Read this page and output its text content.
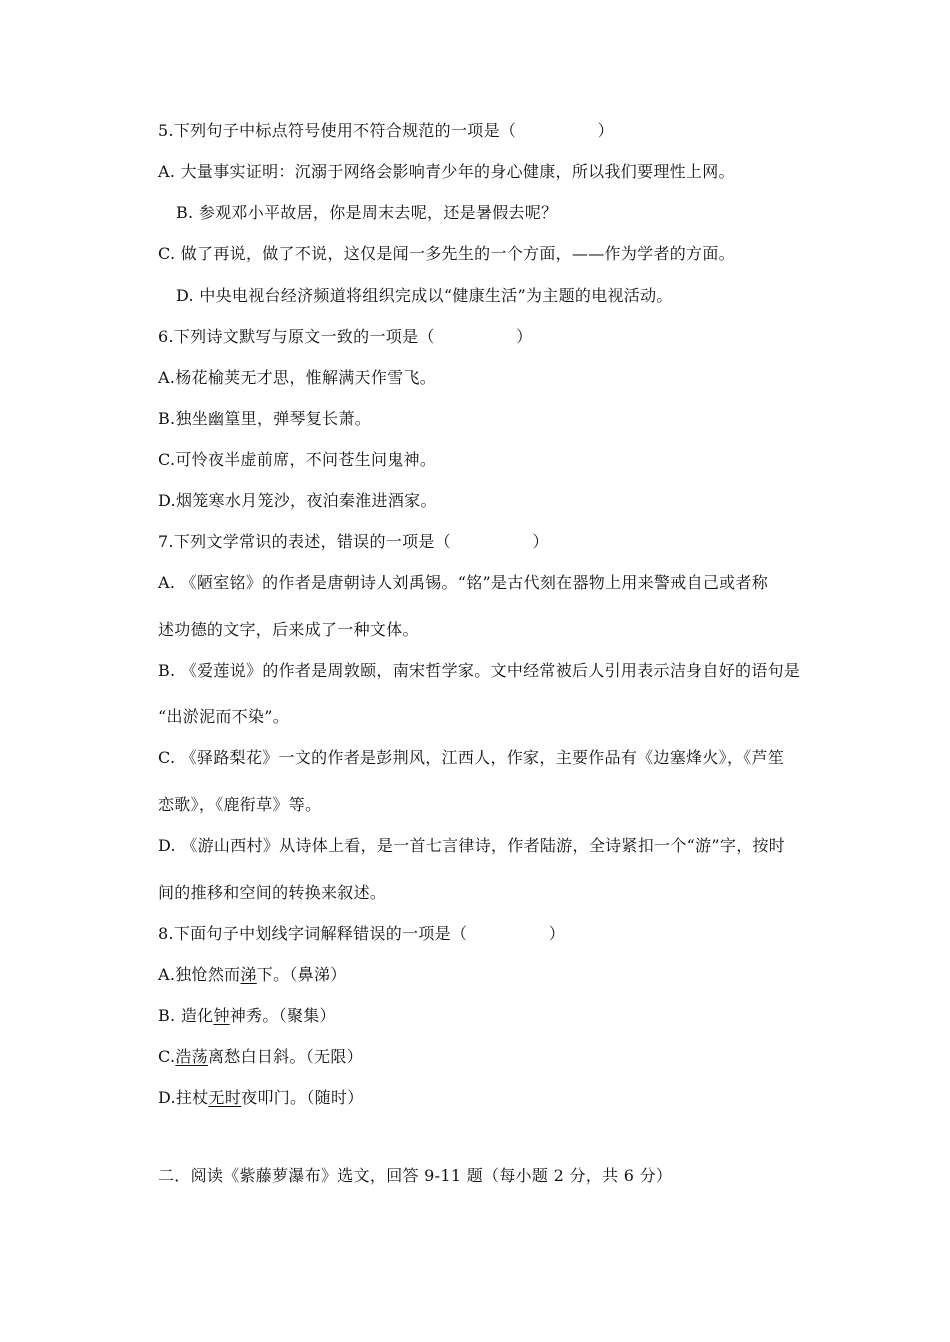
5.下列句子中标点符号使用不符合规范的一项是（　　　　　）
A. 大量事实证明：沉溺于网络会影响青少年的身心健康，所以我们要理性上网。
B. 参观邓小平故居，你是周末去呢，还是暑假去呢？
C. 做了再说，做了不说，这仅是闻一多先生的一个方面，——作为学者的方面。
D. 中央电视台经济频道将组织完成以“健康生活”为主题的电视活动。
6.下列诗文默写与原文一致的一项是（　　　　　）
A.杨花榆荚无才思，惟解满天作雪飞。
B.独坐幽篁里，弹琴复长萧。
C.可怜夜半虚前席，不问苍生问鬼神。
D.烟笼寒水月笼沙，夜泊秦淮进酒家。
7.下列文学常识的表述，错误的一项是（　　　　　）
A. 《陋室铭》的作者是唐朝诗人刘禹锡。“铭”是古代刻在器物上用来警戒自己或者称
述功德的文字，后来成了一种文体。
B. 《爱莲说》的作者是周敦颐，南宋哲学家。文中经常被后人引用表示洁身自好的语句是
“出淤泥而不染”。
C. 《驿路梨花》一文的作者是彭荆风，江西人，作家，主要作品有《边塞烽火》，《芦笙
恋歌》，《鹿衔草》等。
D. 《游山西村》从诗体上看，是一首七言律诗，作者陆游，全诗紧扣一个“游”字，按时
间的推移和空间的转换来叙述。
8.下面句子中划线字词解释错误的一项是（　　　　　）
A.独怆然而涕下。（鼻涕）
B. 造化钟神秀。（聚集）
C.浩荡离愁白日斜。（无限）
D.拄杖无时夜叩门。（随时）
二．阅读《紫藤萝瀑布》选文，回答 9-11 题（每小题 2 分，共 6 分）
┄┄┄┄┄┄┄┄┄┄
* _Your objective_:
Reproduce each line exactly as it appears, omitting the pictures.

* _Completed exercise_:
Read this page and output its text content.
5.下列句子中标点符号使用不符合规范的一项是（　　　　　）
A. 大量事实证明：沉溺于网络会影响青少年的身心健康，所以我们要理性上网。
B. 参观邓小平故居，你是周末去呢，还是暑假去呢？
C. 做了再说，做了不说，这仅是闻一多先生的一个方面，——作为学者的方面。
D. 中央电视台经济频道将组织完成以“健康生活”为主题的电视活动。
6.下列诗文默写与原文一致的一项是（　　　　　）
A.杨花榆荚无才思，惟解满天作雪飞。
B.独坐幽篁里，弹琴复长萧。
C.可怜夜半虚前席，不问苍生问鬼神。
D.烟笼寒水月笼沙，夜泊秦淮进酒家。
7.下列文学常识的表述，错误的一项是（　　　　　）
A. 《陋室铭》的作者是唐朝诗人刘禹锡。“铭”是古代刻在器物上用来警戒自己或者称
述功德的文字，后来成了一种文体。
B. 《爱莲说》的作者是周敦颐，南宋哲学家。文中经常被后人引用表示洁身自好的语句是
“出淤泥而不染”。
C. 《驿路梨花》一文的作者是彭荆风，江西人，作家，主要作品有《边塞烽火》，《芦笙
恋歌》，《鹿衔草》等。
D. 《游山西村》从诗体上看，是一首七言律诗，作者陆游，全诗紧扣一个“游”字，按时
间的推移和空间的转换来叙述。
8.下面句子中划线字词解释错误的一项是（　　　　　）
A.独怆然而涕下。（鼻涕）
B. 造化钟神秀。（聚集）
C.浩荡离愁白日斜。（无限）
D.拄杖无时夜叩门。（随时）
二．阅读《紫藤萝瀑布》选文，回答 9-11 题（每小题 2 分，共 6 分）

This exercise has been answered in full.